## Recorded information

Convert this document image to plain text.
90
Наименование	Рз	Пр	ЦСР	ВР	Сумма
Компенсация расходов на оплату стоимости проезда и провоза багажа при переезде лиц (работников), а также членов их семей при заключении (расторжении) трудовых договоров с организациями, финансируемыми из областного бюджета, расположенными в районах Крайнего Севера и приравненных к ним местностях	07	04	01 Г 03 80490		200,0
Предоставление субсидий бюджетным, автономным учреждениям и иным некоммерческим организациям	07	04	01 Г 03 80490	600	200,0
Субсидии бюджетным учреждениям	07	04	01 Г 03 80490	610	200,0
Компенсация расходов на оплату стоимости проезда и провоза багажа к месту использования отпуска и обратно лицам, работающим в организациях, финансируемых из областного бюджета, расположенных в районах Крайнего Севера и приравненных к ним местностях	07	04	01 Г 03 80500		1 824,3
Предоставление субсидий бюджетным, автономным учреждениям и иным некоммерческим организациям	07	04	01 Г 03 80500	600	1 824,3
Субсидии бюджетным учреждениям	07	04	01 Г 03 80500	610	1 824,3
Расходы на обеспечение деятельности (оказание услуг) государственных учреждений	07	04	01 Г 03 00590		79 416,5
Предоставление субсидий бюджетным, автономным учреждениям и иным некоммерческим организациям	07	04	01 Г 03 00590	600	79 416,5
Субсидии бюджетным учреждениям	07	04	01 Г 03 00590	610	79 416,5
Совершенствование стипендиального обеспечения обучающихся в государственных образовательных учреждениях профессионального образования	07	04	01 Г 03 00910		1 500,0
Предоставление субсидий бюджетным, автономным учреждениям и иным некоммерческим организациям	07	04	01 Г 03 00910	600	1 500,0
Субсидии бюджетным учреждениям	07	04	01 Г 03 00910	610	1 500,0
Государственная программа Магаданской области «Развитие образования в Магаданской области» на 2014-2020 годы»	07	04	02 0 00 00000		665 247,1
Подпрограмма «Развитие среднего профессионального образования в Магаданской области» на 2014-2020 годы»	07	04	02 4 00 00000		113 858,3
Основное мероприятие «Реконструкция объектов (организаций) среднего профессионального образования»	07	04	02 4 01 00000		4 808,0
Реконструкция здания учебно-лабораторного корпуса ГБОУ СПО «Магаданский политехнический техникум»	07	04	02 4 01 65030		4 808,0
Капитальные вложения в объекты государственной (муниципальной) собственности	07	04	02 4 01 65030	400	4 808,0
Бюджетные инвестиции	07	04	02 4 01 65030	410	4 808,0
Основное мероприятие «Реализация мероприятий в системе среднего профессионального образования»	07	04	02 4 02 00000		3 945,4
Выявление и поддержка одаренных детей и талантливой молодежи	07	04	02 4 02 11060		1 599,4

## Task goal
In the entries above, find the lines containing the word "Основное" and say how many there are, with no other words.

## Exercise answer
2